**What this task involves:**
Copy each line that holds "sont".

----

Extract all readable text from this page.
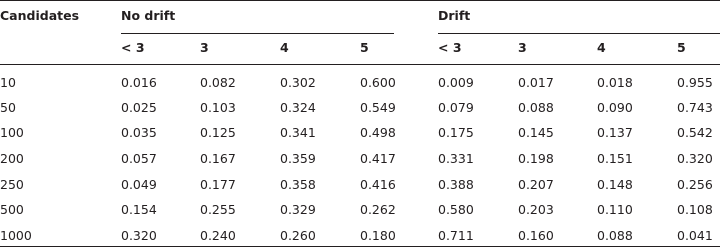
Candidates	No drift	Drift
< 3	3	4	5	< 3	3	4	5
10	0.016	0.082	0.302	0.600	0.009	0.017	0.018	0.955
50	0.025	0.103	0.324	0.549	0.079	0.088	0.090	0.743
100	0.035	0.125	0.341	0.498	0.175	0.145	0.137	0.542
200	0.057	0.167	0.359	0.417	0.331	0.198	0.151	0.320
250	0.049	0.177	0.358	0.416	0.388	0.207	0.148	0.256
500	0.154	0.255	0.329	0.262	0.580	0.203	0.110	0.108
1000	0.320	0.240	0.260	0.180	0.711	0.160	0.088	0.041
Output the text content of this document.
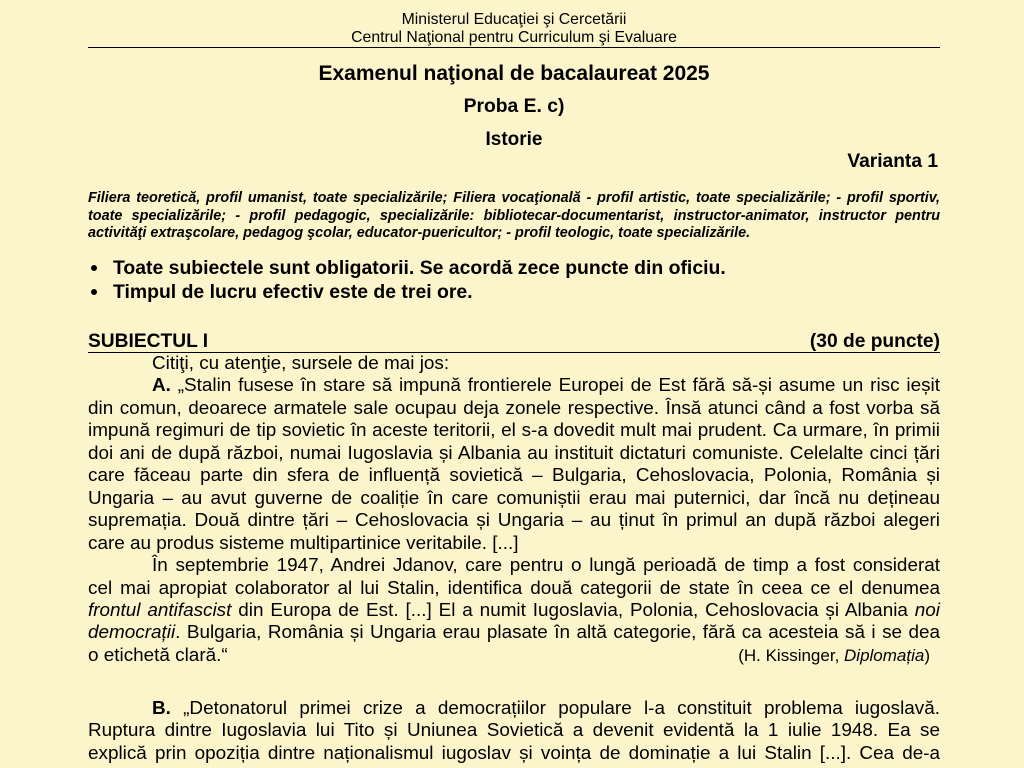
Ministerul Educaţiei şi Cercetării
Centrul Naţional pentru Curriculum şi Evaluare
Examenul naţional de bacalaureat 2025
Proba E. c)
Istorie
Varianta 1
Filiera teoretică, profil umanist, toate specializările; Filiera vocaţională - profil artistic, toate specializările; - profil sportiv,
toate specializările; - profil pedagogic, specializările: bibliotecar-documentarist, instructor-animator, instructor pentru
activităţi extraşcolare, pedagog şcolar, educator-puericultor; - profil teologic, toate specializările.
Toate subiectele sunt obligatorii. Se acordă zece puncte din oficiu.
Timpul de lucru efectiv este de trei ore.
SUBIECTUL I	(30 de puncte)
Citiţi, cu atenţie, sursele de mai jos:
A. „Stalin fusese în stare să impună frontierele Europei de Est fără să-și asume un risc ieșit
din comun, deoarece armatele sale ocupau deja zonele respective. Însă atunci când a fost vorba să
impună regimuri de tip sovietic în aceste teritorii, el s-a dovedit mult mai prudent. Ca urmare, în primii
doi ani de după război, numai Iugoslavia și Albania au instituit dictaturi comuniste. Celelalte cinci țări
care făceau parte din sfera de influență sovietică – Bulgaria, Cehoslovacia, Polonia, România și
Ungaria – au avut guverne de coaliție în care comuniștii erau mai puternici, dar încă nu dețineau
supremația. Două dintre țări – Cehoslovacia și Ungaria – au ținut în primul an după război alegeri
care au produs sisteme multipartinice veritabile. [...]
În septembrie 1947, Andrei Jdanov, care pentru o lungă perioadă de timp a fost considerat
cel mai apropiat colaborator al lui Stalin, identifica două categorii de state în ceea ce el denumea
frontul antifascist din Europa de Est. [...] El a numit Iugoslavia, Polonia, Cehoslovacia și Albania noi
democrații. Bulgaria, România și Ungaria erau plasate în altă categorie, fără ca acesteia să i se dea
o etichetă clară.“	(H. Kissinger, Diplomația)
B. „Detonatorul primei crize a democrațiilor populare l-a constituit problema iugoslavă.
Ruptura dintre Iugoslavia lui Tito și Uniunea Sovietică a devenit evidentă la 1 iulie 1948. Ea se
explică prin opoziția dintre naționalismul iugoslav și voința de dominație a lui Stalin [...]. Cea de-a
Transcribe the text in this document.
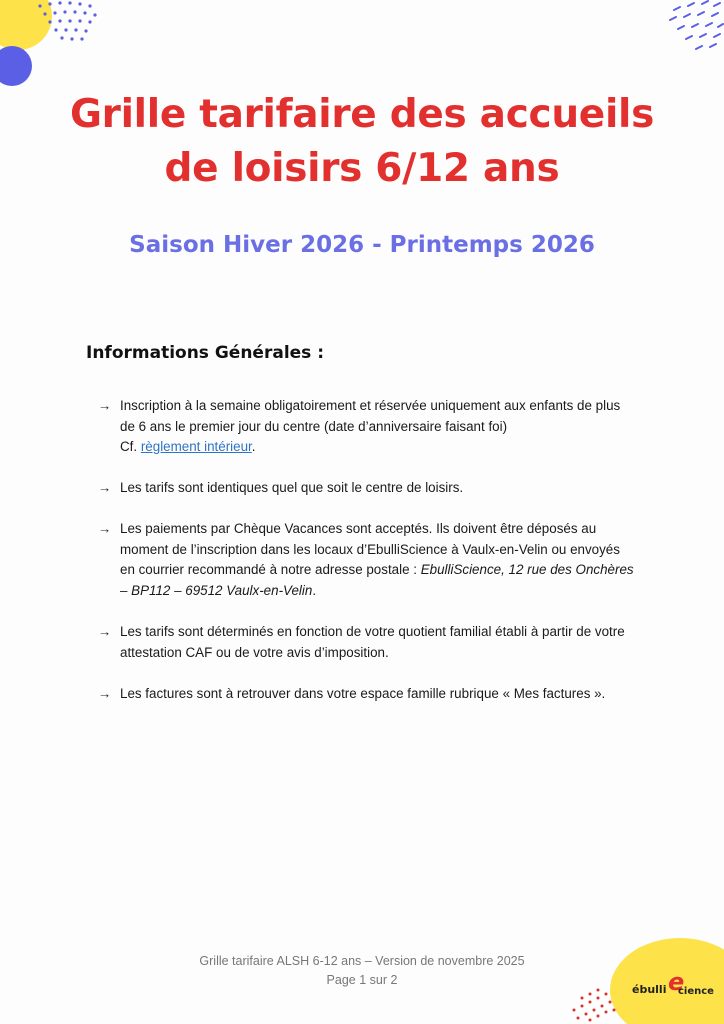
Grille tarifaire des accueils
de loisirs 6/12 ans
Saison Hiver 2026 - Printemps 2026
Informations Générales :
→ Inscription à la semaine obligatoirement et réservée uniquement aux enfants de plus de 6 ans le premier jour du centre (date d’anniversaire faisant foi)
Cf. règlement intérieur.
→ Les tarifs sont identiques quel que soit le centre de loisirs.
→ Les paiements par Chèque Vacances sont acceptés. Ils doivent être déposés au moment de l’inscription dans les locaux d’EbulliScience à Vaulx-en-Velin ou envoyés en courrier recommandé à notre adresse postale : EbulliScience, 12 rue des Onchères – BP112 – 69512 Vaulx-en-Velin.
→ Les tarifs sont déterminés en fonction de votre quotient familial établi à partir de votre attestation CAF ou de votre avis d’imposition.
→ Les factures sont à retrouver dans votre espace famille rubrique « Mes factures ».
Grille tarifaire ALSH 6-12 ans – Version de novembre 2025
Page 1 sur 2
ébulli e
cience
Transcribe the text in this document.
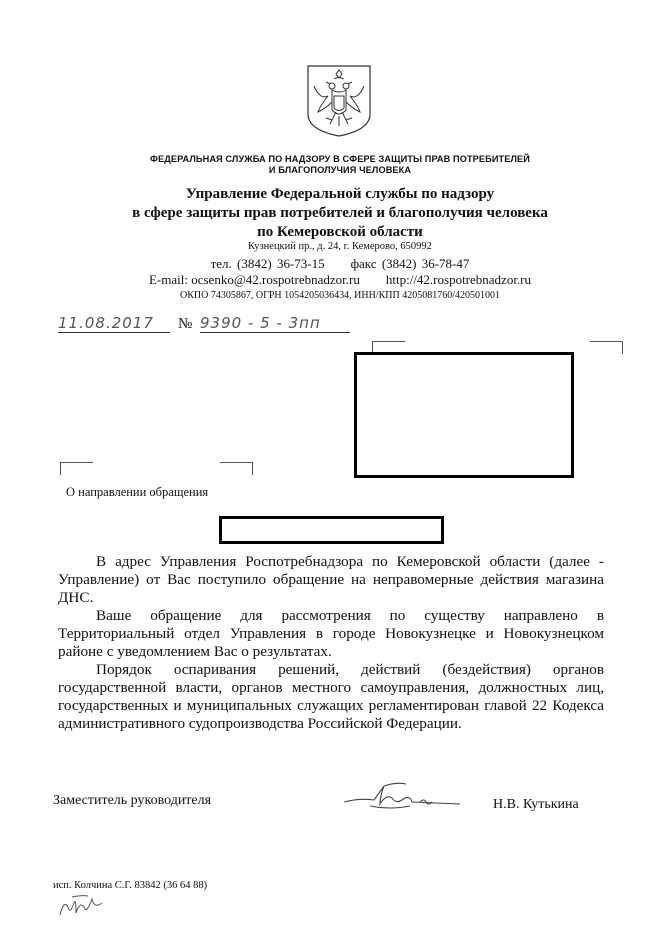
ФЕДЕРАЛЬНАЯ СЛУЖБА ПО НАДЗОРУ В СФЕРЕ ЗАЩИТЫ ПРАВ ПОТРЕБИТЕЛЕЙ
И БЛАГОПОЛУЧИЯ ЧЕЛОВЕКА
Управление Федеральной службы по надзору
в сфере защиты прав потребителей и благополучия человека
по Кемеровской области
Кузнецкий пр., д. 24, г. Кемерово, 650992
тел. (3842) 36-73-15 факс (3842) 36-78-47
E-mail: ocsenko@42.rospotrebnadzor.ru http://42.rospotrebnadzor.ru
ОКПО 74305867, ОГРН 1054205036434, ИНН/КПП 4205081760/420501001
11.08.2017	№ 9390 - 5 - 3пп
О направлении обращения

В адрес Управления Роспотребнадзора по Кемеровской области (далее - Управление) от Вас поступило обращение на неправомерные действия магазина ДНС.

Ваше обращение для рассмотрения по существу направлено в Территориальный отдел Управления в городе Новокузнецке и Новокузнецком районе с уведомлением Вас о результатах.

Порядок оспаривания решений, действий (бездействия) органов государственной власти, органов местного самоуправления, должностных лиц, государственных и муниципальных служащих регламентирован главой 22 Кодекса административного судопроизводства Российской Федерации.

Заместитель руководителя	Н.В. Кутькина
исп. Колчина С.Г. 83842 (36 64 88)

----

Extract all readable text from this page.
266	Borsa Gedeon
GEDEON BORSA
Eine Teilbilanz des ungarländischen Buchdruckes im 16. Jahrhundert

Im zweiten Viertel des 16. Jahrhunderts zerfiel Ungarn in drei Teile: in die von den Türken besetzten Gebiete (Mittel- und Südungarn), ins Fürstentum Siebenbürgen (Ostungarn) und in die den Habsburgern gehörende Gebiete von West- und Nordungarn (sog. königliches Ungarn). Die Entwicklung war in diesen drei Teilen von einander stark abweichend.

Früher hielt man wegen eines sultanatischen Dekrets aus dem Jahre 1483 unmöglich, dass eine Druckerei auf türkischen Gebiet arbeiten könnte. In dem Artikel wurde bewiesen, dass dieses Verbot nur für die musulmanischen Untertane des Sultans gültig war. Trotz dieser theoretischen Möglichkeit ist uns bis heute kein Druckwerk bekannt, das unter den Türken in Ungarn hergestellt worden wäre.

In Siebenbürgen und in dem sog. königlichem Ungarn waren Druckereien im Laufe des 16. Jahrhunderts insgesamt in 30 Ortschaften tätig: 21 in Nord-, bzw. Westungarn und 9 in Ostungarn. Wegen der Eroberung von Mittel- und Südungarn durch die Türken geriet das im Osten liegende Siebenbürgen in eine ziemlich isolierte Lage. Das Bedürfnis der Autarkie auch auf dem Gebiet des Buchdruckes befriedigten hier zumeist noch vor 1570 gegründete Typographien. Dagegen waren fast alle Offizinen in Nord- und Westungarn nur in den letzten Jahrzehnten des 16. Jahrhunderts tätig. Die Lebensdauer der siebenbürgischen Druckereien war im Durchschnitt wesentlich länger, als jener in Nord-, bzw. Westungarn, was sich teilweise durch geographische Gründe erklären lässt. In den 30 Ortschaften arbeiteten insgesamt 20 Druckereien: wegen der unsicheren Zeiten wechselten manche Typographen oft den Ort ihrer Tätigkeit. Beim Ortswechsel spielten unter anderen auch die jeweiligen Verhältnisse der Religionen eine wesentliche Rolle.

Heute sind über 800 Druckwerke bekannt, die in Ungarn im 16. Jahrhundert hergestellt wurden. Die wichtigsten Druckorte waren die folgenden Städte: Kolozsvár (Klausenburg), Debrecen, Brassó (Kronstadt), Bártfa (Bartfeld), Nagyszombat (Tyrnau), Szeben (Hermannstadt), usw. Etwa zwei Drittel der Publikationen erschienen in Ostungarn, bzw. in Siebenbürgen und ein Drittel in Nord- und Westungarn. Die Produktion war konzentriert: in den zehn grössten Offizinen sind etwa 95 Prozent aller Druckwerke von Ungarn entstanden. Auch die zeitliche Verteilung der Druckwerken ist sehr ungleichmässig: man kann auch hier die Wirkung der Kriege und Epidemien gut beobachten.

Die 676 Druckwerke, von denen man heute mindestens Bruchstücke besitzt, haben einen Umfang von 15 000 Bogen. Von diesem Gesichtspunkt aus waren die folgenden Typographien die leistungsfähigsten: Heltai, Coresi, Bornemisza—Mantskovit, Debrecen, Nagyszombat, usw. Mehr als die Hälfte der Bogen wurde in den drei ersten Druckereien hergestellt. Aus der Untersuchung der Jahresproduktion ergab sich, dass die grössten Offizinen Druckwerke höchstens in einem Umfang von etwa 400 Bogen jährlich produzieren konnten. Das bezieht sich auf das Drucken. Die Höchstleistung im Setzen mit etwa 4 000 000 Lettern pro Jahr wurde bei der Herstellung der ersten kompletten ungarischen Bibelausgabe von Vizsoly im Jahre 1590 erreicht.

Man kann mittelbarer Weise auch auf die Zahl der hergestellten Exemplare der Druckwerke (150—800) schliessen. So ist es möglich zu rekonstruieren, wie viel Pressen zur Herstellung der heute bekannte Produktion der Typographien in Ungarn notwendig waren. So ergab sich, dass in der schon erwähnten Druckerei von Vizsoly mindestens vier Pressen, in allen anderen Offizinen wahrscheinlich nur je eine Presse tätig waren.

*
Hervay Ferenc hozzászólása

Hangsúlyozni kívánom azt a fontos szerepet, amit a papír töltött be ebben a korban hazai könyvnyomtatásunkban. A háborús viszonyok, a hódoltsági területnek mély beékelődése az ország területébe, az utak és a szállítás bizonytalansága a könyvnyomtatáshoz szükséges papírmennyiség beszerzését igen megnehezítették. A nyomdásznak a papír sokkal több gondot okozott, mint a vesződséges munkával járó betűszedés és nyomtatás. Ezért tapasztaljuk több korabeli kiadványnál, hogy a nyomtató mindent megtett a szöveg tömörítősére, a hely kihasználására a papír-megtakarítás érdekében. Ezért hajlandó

----

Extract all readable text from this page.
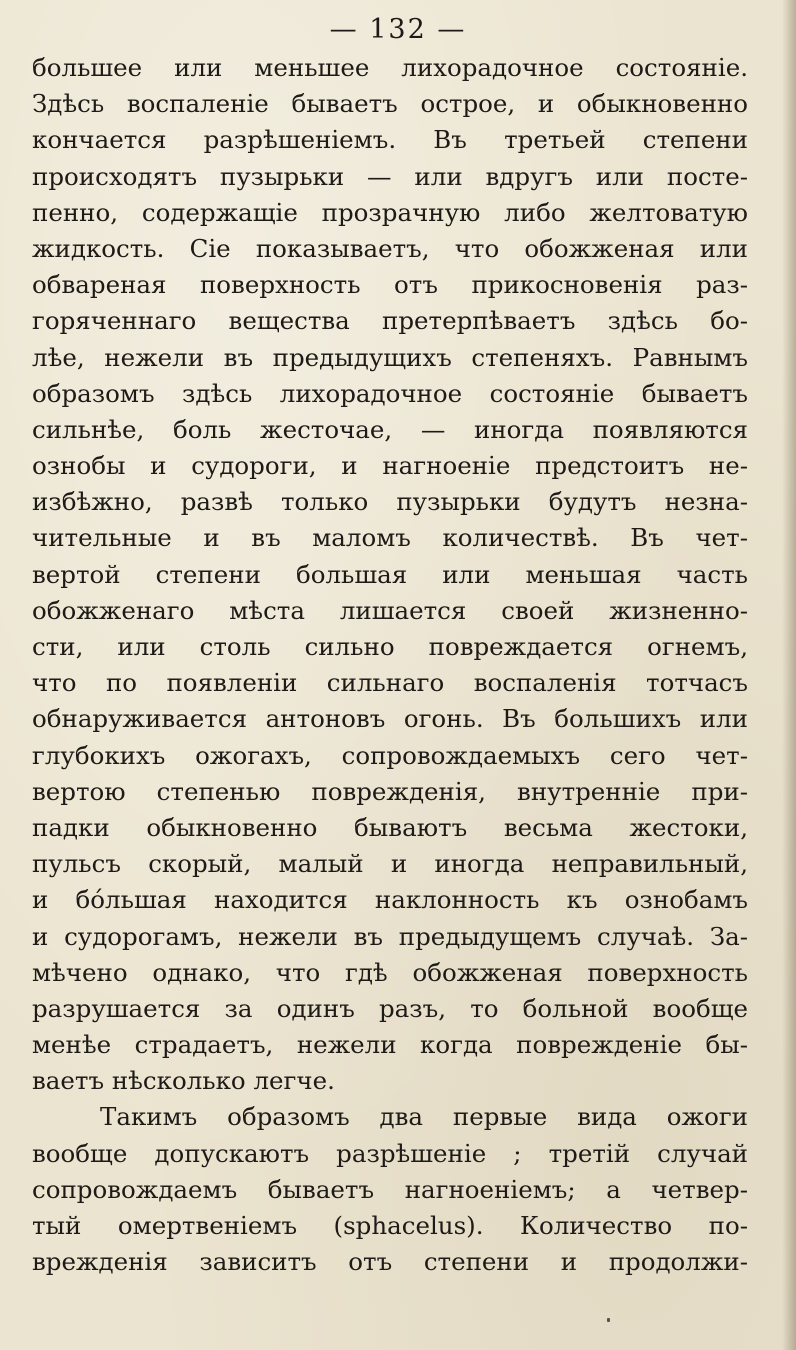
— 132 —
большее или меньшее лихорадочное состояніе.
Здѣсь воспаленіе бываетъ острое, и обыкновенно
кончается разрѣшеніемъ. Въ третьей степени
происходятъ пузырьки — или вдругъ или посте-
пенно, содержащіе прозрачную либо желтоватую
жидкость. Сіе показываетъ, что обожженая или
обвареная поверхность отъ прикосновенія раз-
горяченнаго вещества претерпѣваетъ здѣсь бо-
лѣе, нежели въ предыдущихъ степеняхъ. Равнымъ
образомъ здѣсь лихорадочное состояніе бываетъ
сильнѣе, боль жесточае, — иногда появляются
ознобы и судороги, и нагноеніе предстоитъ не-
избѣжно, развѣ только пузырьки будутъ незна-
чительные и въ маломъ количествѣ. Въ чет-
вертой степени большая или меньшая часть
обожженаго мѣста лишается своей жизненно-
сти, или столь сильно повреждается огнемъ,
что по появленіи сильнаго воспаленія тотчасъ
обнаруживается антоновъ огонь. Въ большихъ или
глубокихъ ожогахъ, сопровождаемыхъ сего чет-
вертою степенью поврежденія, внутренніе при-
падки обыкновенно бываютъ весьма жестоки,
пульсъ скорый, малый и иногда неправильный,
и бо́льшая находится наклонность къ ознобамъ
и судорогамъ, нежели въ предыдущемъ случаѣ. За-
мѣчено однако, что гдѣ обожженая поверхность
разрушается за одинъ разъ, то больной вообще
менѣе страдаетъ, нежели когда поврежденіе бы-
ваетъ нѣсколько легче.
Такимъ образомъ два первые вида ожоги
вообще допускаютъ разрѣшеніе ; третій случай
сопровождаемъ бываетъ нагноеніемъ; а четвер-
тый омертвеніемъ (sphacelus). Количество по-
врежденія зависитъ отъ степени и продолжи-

----

**Answer for this exercise:**
→ Les tarifs sont identiques quel que soit le centre de loisirs.
→ Les paiements par Chèque Vacances sont acceptés. Ils doivent être déposés au moment de l’inscription dans les locaux d’EbulliScience à Vaulx-en-Velin ou envoyés en courrier recommandé à notre adresse postale : EbulliScience, 12 rue des Onchères – BP112 – 69512 Vaulx-en-Velin.
→ Les tarifs sont déterminés en fonction de votre quotient familial établi à partir de votre attestation CAF ou de votre avis d’imposition.
→ Les factures sont à retrouver dans votre espace famille rubrique « Mes factures ».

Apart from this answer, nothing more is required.